## Source material
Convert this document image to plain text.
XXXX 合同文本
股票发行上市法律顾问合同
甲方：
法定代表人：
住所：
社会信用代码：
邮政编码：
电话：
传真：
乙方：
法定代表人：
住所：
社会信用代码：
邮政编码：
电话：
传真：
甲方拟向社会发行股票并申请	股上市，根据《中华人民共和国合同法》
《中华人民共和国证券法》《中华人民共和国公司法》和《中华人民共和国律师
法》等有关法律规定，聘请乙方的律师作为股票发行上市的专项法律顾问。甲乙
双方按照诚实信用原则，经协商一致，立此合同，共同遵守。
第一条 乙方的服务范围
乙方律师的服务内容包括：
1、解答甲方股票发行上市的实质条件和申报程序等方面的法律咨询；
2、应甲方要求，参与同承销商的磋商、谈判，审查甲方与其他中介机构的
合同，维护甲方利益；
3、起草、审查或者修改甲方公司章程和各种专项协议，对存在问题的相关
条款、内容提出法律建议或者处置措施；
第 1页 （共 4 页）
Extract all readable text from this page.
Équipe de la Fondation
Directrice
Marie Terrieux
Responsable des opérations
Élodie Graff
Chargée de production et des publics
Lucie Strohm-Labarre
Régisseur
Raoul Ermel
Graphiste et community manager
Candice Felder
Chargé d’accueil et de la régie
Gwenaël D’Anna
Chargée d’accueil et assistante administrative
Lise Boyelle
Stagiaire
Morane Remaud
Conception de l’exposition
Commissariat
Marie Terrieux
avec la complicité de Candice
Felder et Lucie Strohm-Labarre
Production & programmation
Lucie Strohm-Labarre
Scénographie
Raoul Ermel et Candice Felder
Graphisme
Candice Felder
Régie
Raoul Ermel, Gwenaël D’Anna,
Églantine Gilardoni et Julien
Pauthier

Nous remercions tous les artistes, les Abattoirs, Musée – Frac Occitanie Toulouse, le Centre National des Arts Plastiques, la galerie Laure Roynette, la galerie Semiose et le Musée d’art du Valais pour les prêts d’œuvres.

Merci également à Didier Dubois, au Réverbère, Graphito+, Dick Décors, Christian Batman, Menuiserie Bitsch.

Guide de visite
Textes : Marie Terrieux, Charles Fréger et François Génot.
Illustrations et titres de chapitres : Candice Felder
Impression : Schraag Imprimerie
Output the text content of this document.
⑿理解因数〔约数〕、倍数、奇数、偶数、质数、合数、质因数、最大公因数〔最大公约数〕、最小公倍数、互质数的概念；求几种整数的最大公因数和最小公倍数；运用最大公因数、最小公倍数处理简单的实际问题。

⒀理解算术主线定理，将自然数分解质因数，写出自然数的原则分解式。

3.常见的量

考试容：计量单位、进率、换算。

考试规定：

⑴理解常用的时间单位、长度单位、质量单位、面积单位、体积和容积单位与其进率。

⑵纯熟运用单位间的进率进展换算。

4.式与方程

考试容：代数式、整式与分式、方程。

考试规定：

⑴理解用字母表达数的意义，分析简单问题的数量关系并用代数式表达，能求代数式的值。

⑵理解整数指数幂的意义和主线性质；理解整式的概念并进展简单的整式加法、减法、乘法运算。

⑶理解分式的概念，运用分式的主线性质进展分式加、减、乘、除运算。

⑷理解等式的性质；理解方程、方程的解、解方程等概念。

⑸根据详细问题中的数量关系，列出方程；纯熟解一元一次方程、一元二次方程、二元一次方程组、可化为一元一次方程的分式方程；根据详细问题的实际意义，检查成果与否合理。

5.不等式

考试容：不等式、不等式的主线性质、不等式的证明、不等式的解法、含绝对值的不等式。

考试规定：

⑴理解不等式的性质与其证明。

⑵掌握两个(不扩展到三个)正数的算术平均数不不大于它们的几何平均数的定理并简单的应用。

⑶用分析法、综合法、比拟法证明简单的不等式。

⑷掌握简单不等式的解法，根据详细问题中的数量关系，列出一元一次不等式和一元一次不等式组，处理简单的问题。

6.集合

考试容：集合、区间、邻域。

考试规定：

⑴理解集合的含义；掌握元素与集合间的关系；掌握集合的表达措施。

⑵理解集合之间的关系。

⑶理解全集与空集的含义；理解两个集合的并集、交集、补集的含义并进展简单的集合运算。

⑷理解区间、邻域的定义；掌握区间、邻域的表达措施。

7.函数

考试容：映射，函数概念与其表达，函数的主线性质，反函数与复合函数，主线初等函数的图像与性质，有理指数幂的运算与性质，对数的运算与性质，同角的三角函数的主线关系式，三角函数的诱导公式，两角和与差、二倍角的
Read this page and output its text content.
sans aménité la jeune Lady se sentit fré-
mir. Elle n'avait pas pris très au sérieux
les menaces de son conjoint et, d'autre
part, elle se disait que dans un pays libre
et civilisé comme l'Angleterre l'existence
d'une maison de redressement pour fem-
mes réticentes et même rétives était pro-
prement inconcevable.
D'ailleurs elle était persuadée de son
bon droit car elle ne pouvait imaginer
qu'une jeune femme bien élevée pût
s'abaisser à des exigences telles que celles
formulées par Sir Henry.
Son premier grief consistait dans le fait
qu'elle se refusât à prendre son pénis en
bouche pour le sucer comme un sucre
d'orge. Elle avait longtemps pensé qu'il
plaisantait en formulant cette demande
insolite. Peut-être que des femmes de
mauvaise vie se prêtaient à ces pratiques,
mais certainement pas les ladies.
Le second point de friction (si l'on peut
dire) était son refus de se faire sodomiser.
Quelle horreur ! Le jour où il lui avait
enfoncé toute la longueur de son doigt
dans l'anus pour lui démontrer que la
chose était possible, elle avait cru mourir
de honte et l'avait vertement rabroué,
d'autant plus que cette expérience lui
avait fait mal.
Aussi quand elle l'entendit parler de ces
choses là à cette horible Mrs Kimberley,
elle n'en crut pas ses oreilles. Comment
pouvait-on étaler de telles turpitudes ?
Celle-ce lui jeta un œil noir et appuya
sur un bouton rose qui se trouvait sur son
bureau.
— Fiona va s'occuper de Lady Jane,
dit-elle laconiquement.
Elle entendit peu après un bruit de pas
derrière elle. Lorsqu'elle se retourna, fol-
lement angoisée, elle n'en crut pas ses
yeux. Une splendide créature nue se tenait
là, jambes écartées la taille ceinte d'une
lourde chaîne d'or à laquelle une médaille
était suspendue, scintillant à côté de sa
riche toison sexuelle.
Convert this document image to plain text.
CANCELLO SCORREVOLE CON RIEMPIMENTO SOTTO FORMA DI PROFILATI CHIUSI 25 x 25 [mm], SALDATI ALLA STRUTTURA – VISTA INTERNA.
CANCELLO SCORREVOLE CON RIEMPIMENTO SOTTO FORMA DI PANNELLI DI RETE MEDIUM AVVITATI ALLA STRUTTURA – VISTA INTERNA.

## Brief
Copy every line verbatim.

## Task answer
Convert this document image to plain text.
XXXX 合同文本
股票发行上市法律顾问合同
甲方：
法定代表人：
住所：
社会信用代码：
邮政编码：
电话：
传真：
乙方：
法定代表人：
住所：
社会信用代码：
邮政编码：
电话：
传真：
甲方拟向社会发行股票并申请	股上市，根据《中华人民共和国合同法》
《中华人民共和国证券法》《中华人民共和国公司法》和《中华人民共和国律师
法》等有关法律规定，聘请乙方的律师作为股票发行上市的专项法律顾问。甲乙
双方按照诚实信用原则，经协商一致，立此合同，共同遵守。
第一条 乙方的服务范围
乙方律师的服务内容包括：
1、解答甲方股票发行上市的实质条件和申报程序等方面的法律咨询；
2、应甲方要求，参与同承销商的磋商、谈判，审查甲方与其他中介机构的
合同，维护甲方利益；
3、起草、审查或者修改甲方公司章程和各种专项协议，对存在问题的相关
条款、内容提出法律建议或者处置措施；
第 1页 （共 4 页）
Extract all readable text from this page.
Équipe de la Fondation
Directrice
Marie Terrieux
Responsable des opérations
Élodie Graff
Chargée de production et des publics
Lucie Strohm-Labarre
Régisseur
Raoul Ermel
Graphiste et community manager
Candice Felder
Chargé d’accueil et de la régie
Gwenaël D’Anna
Chargée d’accueil et assistante administrative
Lise Boyelle
Stagiaire
Morane Remaud
Conception de l’exposition
Commissariat
Marie Terrieux
avec la complicité de Candice
Felder et Lucie Strohm-Labarre
Production & programmation
Lucie Strohm-Labarre
Scénographie
Raoul Ermel et Candice Felder
Graphisme
Candice Felder
Régie
Raoul Ermel, Gwenaël D’Anna,
Églantine Gilardoni et Julien
Pauthier

Nous remercions tous les artistes, les Abattoirs, Musée – Frac Occitanie Toulouse, le Centre National des Arts Plastiques, la galerie Laure Roynette, la galerie Semiose et le Musée d’art du Valais pour les prêts d’œuvres.

Merci également à Didier Dubois, au Réverbère, Graphito+, Dick Décors, Christian Batman, Menuiserie Bitsch.

Guide de visite
Textes : Marie Terrieux, Charles Fréger et François Génot.
Illustrations et titres de chapitres : Candice Felder
Impression : Schraag Imprimerie
Output the text content of this document.
⑿理解因数〔约数〕、倍数、奇数、偶数、质数、合数、质因数、最大公因数〔最大公约数〕、最小公倍数、互质数的概念；求几种整数的最大公因数和最小公倍数；运用最大公因数、最小公倍数处理简单的实际问题。

⒀理解算术主线定理，将自然数分解质因数，写出自然数的原则分解式。

3.常见的量

考试容：计量单位、进率、换算。

考试规定：

⑴理解常用的时间单位、长度单位、质量单位、面积单位、体积和容积单位与其进率。

⑵纯熟运用单位间的进率进展换算。

4.式与方程

考试容：代数式、整式与分式、方程。

考试规定：

⑴理解用字母表达数的意义，分析简单问题的数量关系并用代数式表达，能求代数式的值。

⑵理解整数指数幂的意义和主线性质；理解整式的概念并进展简单的整式加法、减法、乘法运算。

⑶理解分式的概念，运用分式的主线性质进展分式加、减、乘、除运算。

⑷理解等式的性质；理解方程、方程的解、解方程等概念。

⑸根据详细问题中的数量关系，列出方程；纯熟解一元一次方程、一元二次方程、二元一次方程组、可化为一元一次方程的分式方程；根据详细问题的实际意义，检查成果与否合理。

5.不等式

考试容：不等式、不等式的主线性质、不等式的证明、不等式的解法、含绝对值的不等式。

考试规定：

⑴理解不等式的性质与其证明。

⑵掌握两个(不扩展到三个)正数的算术平均数不不大于它们的几何平均数的定理并简单的应用。

⑶用分析法、综合法、比拟法证明简单的不等式。

⑷掌握简单不等式的解法，根据详细问题中的数量关系，列出一元一次不等式和一元一次不等式组，处理简单的问题。

6.集合

考试容：集合、区间、邻域。

考试规定：

⑴理解集合的含义；掌握元素与集合间的关系；掌握集合的表达措施。

⑵理解集合之间的关系。

⑶理解全集与空集的含义；理解两个集合的并集、交集、补集的含义并进展简单的集合运算。

⑷理解区间、邻域的定义；掌握区间、邻域的表达措施。

7.函数

考试容：映射，函数概念与其表达，函数的主线性质，反函数与复合函数，主线初等函数的图像与性质，有理指数幂的运算与性质，对数的运算与性质，同角的三角函数的主线关系式，三角函数的诱导公式，两角和与差、二倍角的
Read this page and output its text content.
sans aménité la jeune Lady se sentit fré-
mir. Elle n'avait pas pris très au sérieux
les menaces de son conjoint et, d'autre
part, elle se disait que dans un pays libre
et civilisé comme l'Angleterre l'existence
d'une maison de redressement pour fem-
mes réticentes et même rétives était pro-
prement inconcevable.
D'ailleurs elle était persuadée de son
bon droit car elle ne pouvait imaginer
qu'une jeune femme bien élevée pût
s'abaisser à des exigences telles que celles
formulées par Sir Henry.
Son premier grief consistait dans le fait
qu'elle se refusât à prendre son pénis en
bouche pour le sucer comme un sucre
d'orge. Elle avait longtemps pensé qu'il
plaisantait en formulant cette demande
insolite. Peut-être que des femmes de
mauvaise vie se prêtaient à ces pratiques,
mais certainement pas les ladies.
Le second point de friction (si l'on peut
dire) était son refus de se faire sodomiser.
Quelle horreur ! Le jour où il lui avait
enfoncé toute la longueur de son doigt
dans l'anus pour lui démontrer que la
chose était possible, elle avait cru mourir
de honte et l'avait vertement rabroué,
d'autant plus que cette expérience lui
avait fait mal.
Aussi quand elle l'entendit parler de ces
choses là à cette horible Mrs Kimberley,
elle n'en crut pas ses oreilles. Comment
pouvait-on étaler de telles turpitudes ?
Celle-ce lui jeta un œil noir et appuya
sur un bouton rose qui se trouvait sur son
bureau.
— Fiona va s'occuper de Lady Jane,
dit-elle laconiquement.
Elle entendit peu après un bruit de pas
derrière elle. Lorsqu'elle se retourna, fol-
lement angoisée, elle n'en crut pas ses
yeux. Une splendide créature nue se tenait
là, jambes écartées la taille ceinte d'une
lourde chaîne d'or à laquelle une médaille
était suspendue, scintillant à côté de sa
riche toison sexuelle.
Convert this document image to plain text.
CANCELLO SCORREVOLE CON RIEMPIMENTO SOTTO FORMA DI PROFILATI CHIUSI 25 x 25 [mm], SALDATI ALLA STRUTTURA – VISTA INTERNA.
CANCELLO SCORREVOLE CON RIEMPIMENTO SOTTO FORMA DI PANNELLI DI RETE MEDIUM AVVITATI ALLA STRUTTURA – VISTA INTERNA.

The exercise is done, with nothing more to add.